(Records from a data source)
***

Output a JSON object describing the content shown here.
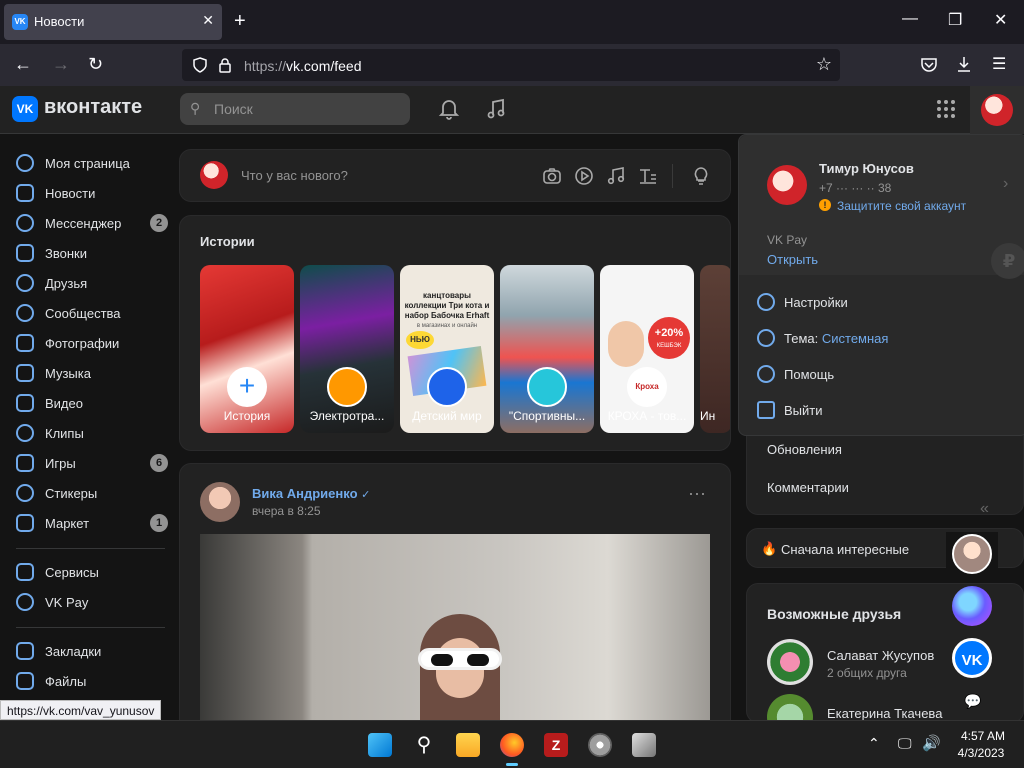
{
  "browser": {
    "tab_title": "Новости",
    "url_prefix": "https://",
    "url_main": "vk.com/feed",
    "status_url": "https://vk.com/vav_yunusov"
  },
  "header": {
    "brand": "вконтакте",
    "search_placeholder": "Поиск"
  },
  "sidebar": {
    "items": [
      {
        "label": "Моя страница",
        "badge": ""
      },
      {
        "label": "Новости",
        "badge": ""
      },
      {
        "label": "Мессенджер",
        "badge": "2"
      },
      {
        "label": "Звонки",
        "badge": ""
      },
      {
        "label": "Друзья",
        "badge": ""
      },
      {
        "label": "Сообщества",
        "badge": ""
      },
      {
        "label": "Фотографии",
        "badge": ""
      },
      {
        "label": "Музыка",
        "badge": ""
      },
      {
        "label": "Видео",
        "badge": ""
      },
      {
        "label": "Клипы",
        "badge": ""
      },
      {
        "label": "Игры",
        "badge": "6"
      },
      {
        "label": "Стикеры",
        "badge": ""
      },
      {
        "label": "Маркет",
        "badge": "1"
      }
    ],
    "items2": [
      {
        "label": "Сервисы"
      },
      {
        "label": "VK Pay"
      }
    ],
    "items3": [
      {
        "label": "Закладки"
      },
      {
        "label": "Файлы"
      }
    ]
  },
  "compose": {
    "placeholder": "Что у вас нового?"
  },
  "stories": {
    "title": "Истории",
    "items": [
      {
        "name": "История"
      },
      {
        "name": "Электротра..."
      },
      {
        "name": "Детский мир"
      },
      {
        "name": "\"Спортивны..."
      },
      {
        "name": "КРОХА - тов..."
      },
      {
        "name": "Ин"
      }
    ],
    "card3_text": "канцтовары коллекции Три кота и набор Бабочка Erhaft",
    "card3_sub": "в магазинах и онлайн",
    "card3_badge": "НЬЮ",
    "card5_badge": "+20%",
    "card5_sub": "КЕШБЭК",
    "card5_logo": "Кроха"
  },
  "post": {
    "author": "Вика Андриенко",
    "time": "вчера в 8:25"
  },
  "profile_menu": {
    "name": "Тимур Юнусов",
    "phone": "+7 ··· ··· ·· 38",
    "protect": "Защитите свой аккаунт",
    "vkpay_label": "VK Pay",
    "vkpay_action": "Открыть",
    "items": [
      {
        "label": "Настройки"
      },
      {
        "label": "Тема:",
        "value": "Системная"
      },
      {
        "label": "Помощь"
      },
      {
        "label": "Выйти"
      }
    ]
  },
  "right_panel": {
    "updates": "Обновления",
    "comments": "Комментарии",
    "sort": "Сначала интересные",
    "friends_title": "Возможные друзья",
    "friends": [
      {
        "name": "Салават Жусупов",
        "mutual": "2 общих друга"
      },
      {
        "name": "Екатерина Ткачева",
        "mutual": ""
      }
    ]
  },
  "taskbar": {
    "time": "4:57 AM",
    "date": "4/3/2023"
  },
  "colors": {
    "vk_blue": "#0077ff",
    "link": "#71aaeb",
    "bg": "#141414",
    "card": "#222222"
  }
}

***

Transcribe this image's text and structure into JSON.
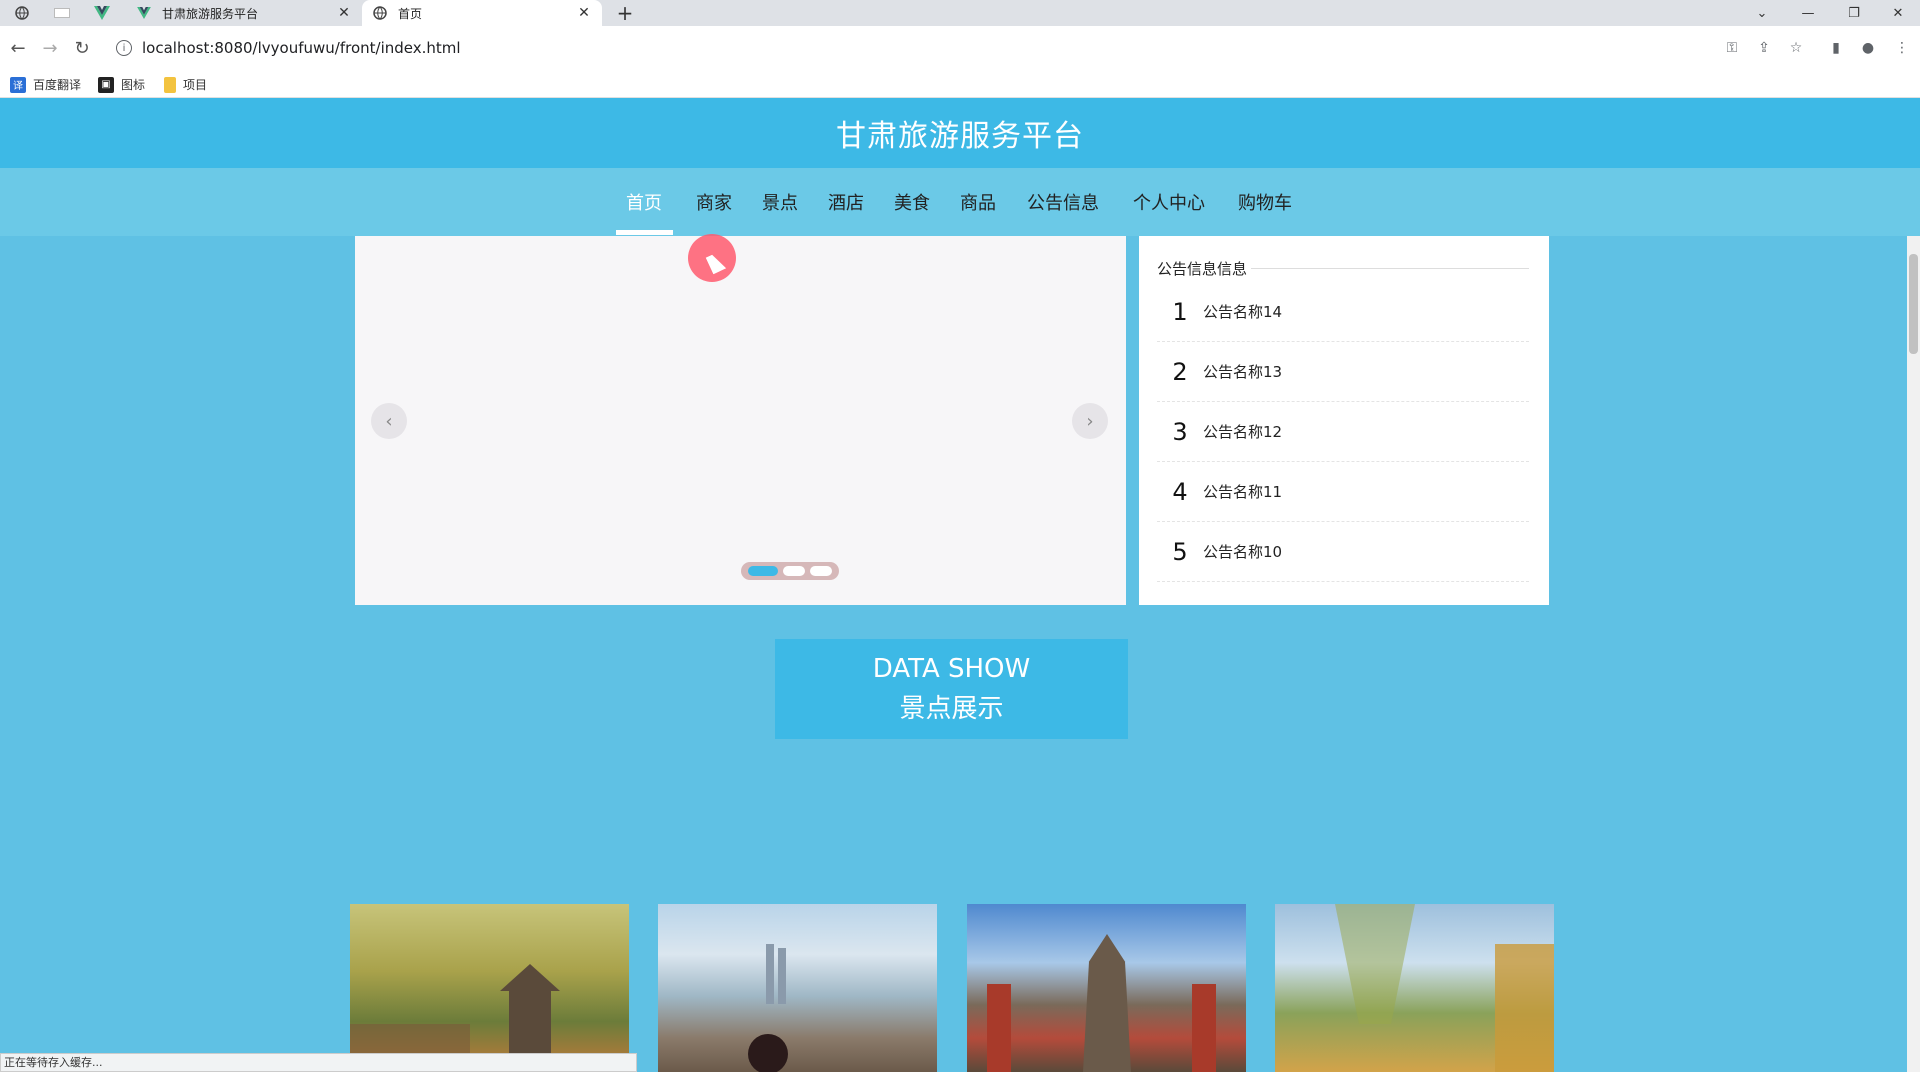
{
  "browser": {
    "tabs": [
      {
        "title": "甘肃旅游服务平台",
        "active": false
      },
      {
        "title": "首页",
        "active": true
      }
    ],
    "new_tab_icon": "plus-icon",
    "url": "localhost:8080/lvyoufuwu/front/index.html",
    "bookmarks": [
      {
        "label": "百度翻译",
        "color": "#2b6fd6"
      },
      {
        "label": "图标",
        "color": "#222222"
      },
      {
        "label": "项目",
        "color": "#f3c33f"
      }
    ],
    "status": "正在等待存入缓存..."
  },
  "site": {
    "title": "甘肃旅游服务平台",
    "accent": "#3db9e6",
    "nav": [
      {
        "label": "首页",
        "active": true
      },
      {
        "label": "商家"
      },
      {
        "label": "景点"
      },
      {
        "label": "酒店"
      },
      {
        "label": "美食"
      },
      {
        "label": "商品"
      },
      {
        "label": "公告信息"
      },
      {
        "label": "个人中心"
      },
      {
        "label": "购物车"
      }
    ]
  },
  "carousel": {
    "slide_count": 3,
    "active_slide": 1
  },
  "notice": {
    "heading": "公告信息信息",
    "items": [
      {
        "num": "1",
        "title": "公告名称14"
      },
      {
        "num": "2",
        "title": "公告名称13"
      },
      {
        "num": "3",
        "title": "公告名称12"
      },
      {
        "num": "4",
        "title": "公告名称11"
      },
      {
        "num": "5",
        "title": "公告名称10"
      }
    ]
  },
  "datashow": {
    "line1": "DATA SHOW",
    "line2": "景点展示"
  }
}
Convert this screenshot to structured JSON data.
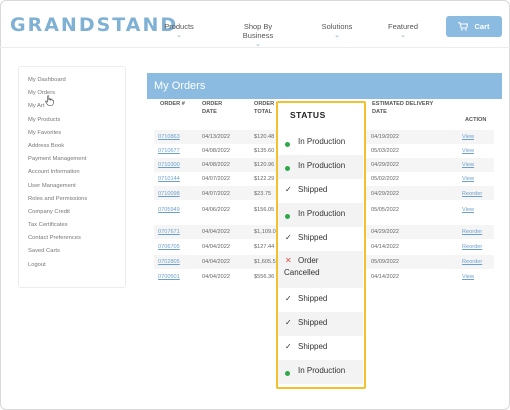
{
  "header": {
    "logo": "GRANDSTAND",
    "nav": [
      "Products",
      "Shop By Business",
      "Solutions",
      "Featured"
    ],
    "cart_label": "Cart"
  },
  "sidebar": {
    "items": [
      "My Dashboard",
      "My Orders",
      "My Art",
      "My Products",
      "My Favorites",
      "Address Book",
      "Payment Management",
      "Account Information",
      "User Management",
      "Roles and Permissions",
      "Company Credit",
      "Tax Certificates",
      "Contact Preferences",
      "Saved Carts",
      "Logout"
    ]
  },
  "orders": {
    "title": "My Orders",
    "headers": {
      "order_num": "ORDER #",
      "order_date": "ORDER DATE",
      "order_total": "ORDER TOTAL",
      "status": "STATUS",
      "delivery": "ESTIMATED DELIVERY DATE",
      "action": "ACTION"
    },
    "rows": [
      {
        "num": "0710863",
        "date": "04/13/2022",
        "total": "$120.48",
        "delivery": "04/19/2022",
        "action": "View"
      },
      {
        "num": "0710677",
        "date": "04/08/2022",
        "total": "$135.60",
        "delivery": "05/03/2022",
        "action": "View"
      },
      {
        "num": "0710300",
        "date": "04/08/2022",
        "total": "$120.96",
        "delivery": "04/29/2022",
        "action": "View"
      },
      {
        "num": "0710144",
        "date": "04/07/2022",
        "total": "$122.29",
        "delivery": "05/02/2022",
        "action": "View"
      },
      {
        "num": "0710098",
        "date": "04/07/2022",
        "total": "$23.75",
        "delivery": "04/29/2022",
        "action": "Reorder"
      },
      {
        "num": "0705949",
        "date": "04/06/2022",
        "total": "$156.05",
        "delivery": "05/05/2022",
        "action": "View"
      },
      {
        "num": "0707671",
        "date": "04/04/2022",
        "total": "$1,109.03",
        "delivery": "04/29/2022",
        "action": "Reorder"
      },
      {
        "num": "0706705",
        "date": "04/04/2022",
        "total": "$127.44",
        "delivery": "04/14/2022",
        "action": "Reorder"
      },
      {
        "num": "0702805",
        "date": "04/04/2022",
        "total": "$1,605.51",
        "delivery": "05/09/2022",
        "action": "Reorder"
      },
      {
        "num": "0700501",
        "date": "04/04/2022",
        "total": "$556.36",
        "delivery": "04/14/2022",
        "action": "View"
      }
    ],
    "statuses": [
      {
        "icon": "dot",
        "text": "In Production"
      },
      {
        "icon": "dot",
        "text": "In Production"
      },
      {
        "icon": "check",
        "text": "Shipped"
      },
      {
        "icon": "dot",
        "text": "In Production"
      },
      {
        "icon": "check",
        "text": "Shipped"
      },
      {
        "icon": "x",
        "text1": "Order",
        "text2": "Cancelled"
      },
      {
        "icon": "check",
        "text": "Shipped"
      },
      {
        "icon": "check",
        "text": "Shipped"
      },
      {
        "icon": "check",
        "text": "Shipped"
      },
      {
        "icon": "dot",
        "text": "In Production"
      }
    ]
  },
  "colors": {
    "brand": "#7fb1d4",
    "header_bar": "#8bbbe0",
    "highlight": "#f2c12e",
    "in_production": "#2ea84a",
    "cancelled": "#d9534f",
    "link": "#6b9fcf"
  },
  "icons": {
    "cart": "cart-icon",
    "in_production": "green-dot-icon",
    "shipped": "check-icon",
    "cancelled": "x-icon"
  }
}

***

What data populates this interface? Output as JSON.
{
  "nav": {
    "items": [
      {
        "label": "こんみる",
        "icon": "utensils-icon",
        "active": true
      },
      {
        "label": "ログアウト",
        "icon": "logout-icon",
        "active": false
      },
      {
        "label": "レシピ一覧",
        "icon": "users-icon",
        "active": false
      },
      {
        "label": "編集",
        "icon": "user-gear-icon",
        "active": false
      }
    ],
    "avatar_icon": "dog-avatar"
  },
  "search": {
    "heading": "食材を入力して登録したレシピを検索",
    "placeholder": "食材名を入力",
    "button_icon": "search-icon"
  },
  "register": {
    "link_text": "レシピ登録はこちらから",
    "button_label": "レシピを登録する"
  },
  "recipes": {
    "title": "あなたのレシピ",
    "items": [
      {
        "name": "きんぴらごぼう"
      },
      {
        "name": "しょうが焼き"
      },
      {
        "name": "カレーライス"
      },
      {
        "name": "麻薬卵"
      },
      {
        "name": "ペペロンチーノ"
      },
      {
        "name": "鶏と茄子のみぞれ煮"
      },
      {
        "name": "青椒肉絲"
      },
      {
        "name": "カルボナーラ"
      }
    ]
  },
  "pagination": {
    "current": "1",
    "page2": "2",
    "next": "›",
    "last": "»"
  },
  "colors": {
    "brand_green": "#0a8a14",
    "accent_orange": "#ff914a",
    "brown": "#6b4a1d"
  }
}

***

* _GIVEN TASK_
Using the entries above, return each line in which the word "delivery" occurs.

* _TASK SOLUTION_
      "delivery": "ESTIMATED DELIVERY DATE",
        "delivery": "04/19/2022",
        "delivery": "05/03/2022",
        "delivery": "04/29/2022",
        "delivery": "05/02/2022",
        "delivery": "04/29/2022",
        "delivery": "05/05/2022",
        "delivery": "04/29/2022",
        "delivery": "04/14/2022",
        "delivery": "05/09/2022",
        "delivery": "04/14/2022",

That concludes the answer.